**Enunciado da tarefa**:
Continue o texto sobre a suposta droga divulgada no TikTok a partir da última frase apresentada.

**Texto fornecido**:
· · ·
A relações-públicas Isabella Costa, de 24 anos, já se encontrava na cama em março de 2021, quando encontrou o post de Johnathan Bastos. Gostou do conteúdo e decidiu gravar um “dueto” – recurso do TikTok que permite fazer vídeos a partir de outros já publicados. A gravação se inicia com o trecho em que o influencer diz: “Vou ensinar para vocês como ficar loucão, sem droga e sem nada entorpecente.” O rapaz sai de cena e a moça aparece, com piercing no nariz e moletom. “Então basicamente essa pessoa está dizendo que consigo ficar chapadona sem um beck [cigarro de maconha]?” A câmera dá um zoom no rosto dela. “Caralho, velho, vou testar isso agora!”

Em seguida, a relações-públicas ressurge com a expressão relaxada e voz de veludo. “Não é a mesma experiência que fumar, mas dá um bagulho de verdade.” Sete segundos depois, a jovem afirma que está se sentindo “minimamente alcoolizada”. “Se você tem problema de insônia, é ideal para você”, recomenda. A gravação dura 57 segundos. Foi publicada com a legenda “GENTE A EXPERIÊNCIA É REAL #chapado #idoser #emchoque”. Hoje, totaliza mais de 174 mil visualizações.

Em 2019, o TikTok era um refúgio para Costa. Ela começou a usar o aplicativo numa fase depressiva. Em 2020 e 2021, ao longo da pandemia, isolada em casa, conheceu muitas pessoas pela rede social e fez amigos. Agora, sente-se frustrada. “Virou um ambiente tóxico. Depois que comecei a produzir conteúdos sobre cultura LGBTQIA+, bolsonaristas vieram me atacar em lives e na caixa de comentários. Isso desmotiva. Estou tentando sair do app, mas às vezes acabo entrando para publicar alguma coisa. Vicia, né?”

No livro Dopamine Nation, Anna Lembke – professora de psiquiatria e ciências do comportamento na Universidade Stanford – escreve que as mídias sociais podem viciar tanto quanto jogos de azar. Quem recebe likes no TikTok, Instagram ou Facebook se satisfaz de imediato. Caso a aprovação diminua, o usuário toma a derrocada não como um desestímulo e, sim, como um impulso para seguir buscando visualizações, curtidas, comentários e compartilhamentos. É semelhante a alguém que sempre perde no jogo do bicho ou na Mega-Sena, mas continua apostando semanalmente, na esperança de ganhar. Talvez isso ajude a explicar por que tanta gente continuou compartilhando e curtindo postagens sobre uma droga que, mesmo não existindo, alimentou o vício da desinformação nas redes sociais.
· · ·
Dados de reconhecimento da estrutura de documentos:
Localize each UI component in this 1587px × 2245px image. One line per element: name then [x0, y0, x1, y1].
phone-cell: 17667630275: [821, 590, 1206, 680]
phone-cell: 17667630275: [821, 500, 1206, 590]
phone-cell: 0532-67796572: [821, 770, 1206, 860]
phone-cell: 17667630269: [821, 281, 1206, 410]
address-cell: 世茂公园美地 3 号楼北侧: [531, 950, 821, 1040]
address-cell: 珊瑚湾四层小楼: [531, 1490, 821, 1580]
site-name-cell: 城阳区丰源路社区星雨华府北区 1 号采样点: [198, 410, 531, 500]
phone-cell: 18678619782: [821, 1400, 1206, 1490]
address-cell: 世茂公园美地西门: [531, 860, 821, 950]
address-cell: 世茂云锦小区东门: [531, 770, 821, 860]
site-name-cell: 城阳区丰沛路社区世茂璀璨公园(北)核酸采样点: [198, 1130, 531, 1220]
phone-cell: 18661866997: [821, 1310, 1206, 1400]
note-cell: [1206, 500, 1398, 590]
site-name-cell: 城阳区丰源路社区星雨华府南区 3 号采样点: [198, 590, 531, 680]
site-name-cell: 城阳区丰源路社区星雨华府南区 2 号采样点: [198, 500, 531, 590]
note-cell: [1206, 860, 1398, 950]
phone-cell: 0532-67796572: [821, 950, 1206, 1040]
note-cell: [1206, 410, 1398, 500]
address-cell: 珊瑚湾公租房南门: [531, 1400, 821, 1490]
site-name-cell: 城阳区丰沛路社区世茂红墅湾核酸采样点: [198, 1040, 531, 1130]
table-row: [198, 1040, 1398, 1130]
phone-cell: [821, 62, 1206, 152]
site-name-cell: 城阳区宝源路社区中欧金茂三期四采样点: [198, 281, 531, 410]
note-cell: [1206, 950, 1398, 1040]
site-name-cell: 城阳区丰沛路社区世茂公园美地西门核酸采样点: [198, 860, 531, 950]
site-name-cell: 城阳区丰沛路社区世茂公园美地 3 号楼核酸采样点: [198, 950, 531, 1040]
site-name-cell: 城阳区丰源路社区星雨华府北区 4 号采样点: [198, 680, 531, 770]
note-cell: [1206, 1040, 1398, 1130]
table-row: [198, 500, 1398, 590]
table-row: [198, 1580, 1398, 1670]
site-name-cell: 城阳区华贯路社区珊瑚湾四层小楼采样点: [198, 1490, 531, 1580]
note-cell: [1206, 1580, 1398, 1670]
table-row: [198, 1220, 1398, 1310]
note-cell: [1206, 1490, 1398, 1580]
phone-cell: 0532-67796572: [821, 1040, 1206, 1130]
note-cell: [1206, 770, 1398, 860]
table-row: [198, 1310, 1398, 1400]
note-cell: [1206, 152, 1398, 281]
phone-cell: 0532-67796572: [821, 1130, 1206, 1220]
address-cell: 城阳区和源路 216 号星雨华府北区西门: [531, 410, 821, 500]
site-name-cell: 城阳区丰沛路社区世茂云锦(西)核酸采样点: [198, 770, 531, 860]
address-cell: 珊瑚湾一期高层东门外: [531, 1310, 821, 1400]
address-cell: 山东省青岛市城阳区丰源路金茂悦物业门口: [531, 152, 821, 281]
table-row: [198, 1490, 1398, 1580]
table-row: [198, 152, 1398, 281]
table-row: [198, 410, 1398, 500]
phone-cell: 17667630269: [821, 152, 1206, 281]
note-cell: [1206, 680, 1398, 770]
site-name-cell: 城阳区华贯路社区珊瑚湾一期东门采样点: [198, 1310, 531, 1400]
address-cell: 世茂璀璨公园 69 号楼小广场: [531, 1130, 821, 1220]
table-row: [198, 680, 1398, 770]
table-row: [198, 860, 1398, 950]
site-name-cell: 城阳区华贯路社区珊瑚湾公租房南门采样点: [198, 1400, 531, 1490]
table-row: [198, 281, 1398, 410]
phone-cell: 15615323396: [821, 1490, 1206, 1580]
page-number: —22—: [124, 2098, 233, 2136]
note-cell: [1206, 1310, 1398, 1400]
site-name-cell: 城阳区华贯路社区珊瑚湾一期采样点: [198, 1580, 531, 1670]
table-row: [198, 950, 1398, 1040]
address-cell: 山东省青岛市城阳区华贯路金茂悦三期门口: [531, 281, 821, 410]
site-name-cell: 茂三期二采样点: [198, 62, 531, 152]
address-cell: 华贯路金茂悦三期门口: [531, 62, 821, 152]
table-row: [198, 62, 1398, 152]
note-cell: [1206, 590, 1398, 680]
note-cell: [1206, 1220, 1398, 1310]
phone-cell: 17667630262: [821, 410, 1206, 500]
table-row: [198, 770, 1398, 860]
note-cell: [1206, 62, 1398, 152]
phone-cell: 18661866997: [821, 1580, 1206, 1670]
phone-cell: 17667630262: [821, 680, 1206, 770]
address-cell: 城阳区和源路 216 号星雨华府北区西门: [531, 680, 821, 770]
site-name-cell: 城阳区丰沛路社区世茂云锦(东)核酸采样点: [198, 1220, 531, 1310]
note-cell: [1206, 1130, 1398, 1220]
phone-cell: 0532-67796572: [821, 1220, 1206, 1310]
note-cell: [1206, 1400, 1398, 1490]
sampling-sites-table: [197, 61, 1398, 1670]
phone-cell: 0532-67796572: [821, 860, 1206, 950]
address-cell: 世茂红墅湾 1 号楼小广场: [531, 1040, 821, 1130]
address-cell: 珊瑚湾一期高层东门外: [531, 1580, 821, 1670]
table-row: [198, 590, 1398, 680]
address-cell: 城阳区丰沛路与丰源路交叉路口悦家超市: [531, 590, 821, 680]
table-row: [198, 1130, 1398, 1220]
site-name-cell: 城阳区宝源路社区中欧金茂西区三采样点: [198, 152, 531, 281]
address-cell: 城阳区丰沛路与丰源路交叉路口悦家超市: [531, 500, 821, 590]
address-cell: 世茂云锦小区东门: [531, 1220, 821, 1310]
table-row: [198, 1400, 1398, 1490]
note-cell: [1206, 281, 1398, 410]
· · ·
**Resposta escrita**:
Em abril, quando a Sociedade Brasileira de Pediatria publicou a nota de alerta, o vídeo da jovem atingiu a maior audiência. “Acho que a repercussão voltou por causa daquela pastora que falou do I-Doser. Não vejo outra explicação.” A pastora é Sandra Inácio. A relações-públicas não sabia que se tratava de uma palestrante. 

 

Hoje, o único vídeo disponível no TikTok em que Johnathan Bastos divulga o áudio alucinógeno está no perfil de Isabella Costa. Ele decidiu tirar a gravação original do ar no final de 2021, assim que os ataques se intensificaram. A história repercutiu até em Brasília. No dia 14 de dezembro, o deputado distrital Rodrigo Delmasso (Republicanos) entrou com um pedido de representação na Procuradoria-Geral de Justiça do Distrito Federal para obrigar o influencer a deletar o post. Bastos diz que nunca foi notificado pelo Ministério Público e que apagou o vídeo por decisão própria.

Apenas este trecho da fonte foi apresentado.